*Prompt*
Check each line of the data for "family" and select those that have it.
******
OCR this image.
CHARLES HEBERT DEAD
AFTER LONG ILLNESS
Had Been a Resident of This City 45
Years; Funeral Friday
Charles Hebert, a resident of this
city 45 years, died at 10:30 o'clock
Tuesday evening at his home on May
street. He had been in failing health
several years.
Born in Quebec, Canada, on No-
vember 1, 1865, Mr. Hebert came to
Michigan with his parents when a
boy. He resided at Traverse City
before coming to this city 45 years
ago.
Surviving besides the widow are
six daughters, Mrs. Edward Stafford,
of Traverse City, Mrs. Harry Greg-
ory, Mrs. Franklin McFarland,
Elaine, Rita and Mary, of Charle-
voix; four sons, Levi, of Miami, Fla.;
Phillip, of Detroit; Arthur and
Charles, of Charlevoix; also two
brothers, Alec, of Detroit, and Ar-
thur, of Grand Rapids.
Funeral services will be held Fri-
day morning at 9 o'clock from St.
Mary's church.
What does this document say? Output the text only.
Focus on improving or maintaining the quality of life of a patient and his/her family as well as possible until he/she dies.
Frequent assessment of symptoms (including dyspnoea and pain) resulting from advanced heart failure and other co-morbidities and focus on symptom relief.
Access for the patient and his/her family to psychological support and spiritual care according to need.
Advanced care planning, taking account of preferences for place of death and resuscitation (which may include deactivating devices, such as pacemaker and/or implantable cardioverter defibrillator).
******
*Answer in full*
Focus on improving or maintaining the quality of life of a patient and his/her family as well as possible until he/she dies.
Access for the patient and his/her family to psychological support and spiritual care according to need.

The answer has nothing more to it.